• **PROBLEM TO SOLVE**
All of the lines below are to be transcribed faithfully, with pictures excluded from the copy.

• **DATA FOR THIS TASK**
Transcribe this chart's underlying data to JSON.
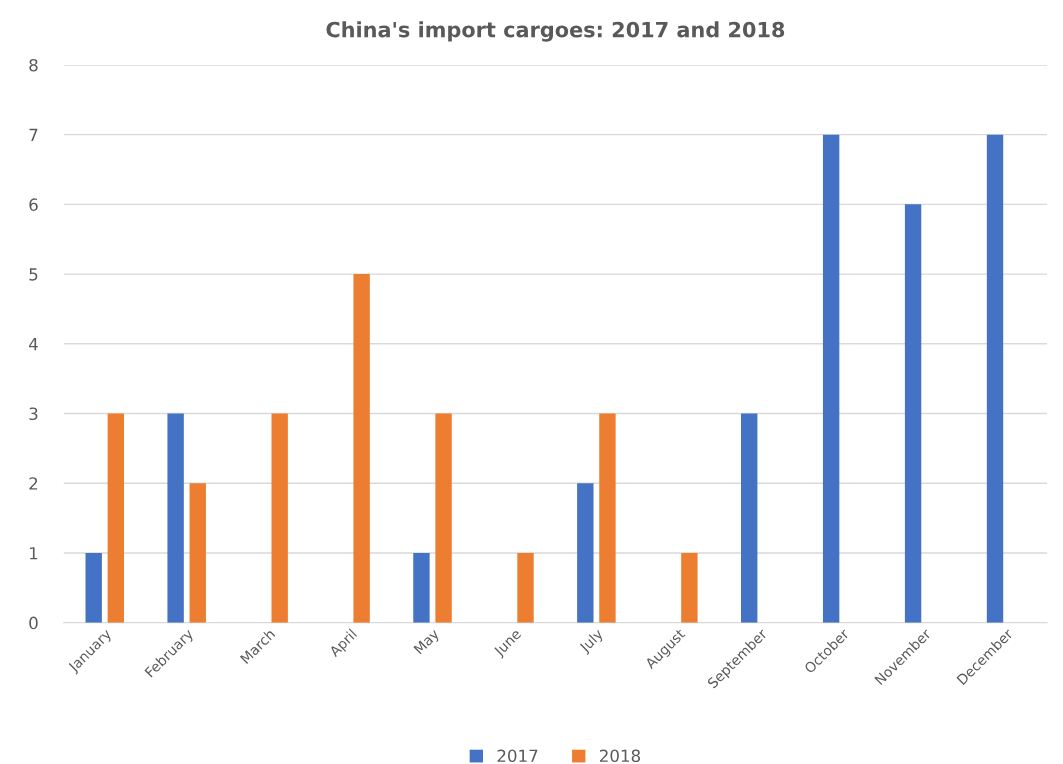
{
  "chart_data": {
    "type": "bar",
    "title": "China's import cargoes: 2017 and 2018",
    "categories": [
      "January",
      "February",
      "March",
      "April",
      "May",
      "June",
      "July",
      "August",
      "September",
      "October",
      "November",
      "December"
    ],
    "series": [
      {
        "name": "2017",
        "color": "#4472c4",
        "values": [
          1,
          3,
          0,
          0,
          1,
          0,
          2,
          0,
          3,
          7,
          6,
          7
        ]
      },
      {
        "name": "2018",
        "color": "#ed7d31",
        "values": [
          3,
          2,
          3,
          5,
          3,
          1,
          3,
          1,
          0,
          0,
          0,
          0
        ]
      }
    ],
    "ylim": [
      0,
      8
    ],
    "yticks": [
      0,
      1,
      2,
      3,
      4,
      5,
      6,
      7,
      8
    ],
    "grid": "y",
    "legend": "bottom"
  }
}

• **RESPONSE TO THIS EXERCISE**
Transcribe this chart's underlying data to JSON.
{
  "chart_data": {
    "type": "bar",
    "title": "China's import cargoes: 2017 and 2018",
    "categories": [
      "January",
      "February",
      "March",
      "April",
      "May",
      "June",
      "July",
      "August",
      "September",
      "October",
      "November",
      "December"
    ],
    "series": [
      {
        "name": "2017",
        "color": "#4472c4",
        "values": [
          1,
          3,
          0,
          0,
          1,
          0,
          2,
          0,
          3,
          7,
          6,
          7
        ]
      },
      {
        "name": "2018",
        "color": "#ed7d31",
        "values": [
          3,
          2,
          3,
          5,
          3,
          1,
          3,
          1,
          0,
          0,
          0,
          0
        ]
      }
    ],
    "ylim": [
      0,
      8
    ],
    "yticks": [
      0,
      1,
      2,
      3,
      4,
      5,
      6,
      7,
      8
    ],
    "grid": "y",
    "legend": "bottom"
  }
}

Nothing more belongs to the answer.